[Given passage]
● ● ● ● ●

Small Business Resources, Business Advice and Forms from AllBusiness.com
 

Petroleum Economics.

By Gordon, Richard L.
Publication: The Energy Journal
Date: Monday, July 1 1991

Petroleum Economics

Jean Masseron, Petroleum Economics (Paris: Editions Technip., 1990), 519 pages.

Most writers on petroleum find crude oil production enough of a challenge to seize their entire attention. This book seeks to cover all of petroleum -- oil from production to sales,

natural gas, and petrochemicals. The result is a guide that for a long time has been the most useful single source of essential information on petroleum.

As is made clear only after you get past the title page, Masseron had four collaborators on the book. Francois Bonis-Charancle wrote the section on demand and marketing of petroleum products. Jacques Cheli did petrochemicals. Jean-Luc Karnik and Michel Valais covered natural gas. Masseron himself provided the introductory and concluding sections and the sections on crude oil markets, transportation and refining. The book was originally available only in French, but at some stage (possibly with this edition), an English version was added.

The economics are predominantly applied. Attention is on technologies, industry and government practice, and available data on quantities and costs. The emphasis on breadth results in considerable variation in the adequacy of the treatment. The strongest sections are those on oil refining, transportation, and marketing. The natural gas and petrochemical sections are good introductions; the crude oil section is too terse. Given the state of the literature noted initially and the already substantial size of the book, these seem reasonable choices. Emphasis is placed on issues where good additional material is hard to find. The main criticism that might be levied is that the bibliography provided is too scanty to guide neophytes.

● ● ● ● ●

[Extracted entries]
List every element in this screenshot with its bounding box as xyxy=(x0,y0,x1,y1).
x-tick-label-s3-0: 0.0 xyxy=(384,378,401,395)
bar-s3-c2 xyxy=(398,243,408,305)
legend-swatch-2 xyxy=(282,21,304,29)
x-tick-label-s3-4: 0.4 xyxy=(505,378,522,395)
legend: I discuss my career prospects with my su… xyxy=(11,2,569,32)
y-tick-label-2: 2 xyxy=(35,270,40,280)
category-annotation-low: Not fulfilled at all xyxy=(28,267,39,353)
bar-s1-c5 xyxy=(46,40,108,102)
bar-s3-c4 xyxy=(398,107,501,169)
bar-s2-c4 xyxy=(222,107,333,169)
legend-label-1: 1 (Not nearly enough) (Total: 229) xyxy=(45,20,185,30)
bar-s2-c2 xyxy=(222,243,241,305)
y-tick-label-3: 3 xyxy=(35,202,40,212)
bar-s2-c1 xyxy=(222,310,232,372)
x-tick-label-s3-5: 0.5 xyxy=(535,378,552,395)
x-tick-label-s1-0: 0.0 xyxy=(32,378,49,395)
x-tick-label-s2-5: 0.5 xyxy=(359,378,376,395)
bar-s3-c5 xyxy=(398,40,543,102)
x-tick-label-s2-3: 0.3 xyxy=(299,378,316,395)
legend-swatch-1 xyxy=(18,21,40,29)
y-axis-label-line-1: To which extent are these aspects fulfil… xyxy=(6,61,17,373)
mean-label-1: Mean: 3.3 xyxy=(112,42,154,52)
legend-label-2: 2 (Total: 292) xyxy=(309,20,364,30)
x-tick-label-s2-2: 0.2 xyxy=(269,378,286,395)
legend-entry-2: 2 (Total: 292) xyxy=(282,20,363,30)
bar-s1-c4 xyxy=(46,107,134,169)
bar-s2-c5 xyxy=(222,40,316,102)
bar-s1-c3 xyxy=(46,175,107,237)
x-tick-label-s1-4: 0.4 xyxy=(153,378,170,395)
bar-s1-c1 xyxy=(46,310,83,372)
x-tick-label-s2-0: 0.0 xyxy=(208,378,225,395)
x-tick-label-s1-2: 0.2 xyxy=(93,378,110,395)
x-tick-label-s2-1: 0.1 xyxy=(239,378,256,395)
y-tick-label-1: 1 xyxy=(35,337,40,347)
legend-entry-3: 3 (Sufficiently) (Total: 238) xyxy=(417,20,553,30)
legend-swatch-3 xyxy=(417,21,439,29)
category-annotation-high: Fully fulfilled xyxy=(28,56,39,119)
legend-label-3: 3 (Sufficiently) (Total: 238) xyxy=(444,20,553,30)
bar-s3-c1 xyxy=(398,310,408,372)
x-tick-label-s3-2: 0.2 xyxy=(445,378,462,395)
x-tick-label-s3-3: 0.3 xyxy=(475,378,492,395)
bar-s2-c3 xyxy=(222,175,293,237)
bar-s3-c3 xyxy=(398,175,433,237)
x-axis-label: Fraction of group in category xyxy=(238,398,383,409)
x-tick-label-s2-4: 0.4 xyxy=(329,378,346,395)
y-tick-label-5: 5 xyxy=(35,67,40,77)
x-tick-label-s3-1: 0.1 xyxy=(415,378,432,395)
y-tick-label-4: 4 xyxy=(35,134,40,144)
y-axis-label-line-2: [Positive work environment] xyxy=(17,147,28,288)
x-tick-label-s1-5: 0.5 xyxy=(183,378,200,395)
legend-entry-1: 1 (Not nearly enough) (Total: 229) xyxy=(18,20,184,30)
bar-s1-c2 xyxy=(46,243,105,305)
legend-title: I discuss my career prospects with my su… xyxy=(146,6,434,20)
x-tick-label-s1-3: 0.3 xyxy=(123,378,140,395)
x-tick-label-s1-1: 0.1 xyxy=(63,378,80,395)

● ● ● ● ●

[Problem 1]
Repeat part of the book review word for word, beginning at the words "As is made clear" and stopping after "version was added.".
[Problem 2]
Name every collaborator who, according to the book review, worked with Masseron on the book.

[Worked answer 1]
As is made clear only after you get past the title page, Masseron had four collaborators on the book. Francois Bonis-Charancle wrote the section on demand and marketing of petroleum products. Jacques Cheli did petrochemicals. Jean-Luc Karnik and Michel Valais covered natural gas. Masseron himself provided the introductory and concluding sections and the sections on crude oil markets, transportation and refining. The book was originally available only in French, but at some stage (possibly with this edition), an English version was added.

[Worked answer 2]
Francois Bonis-Charancle
Jacques Cheli
Jean-Luc Karnik
Michel Valais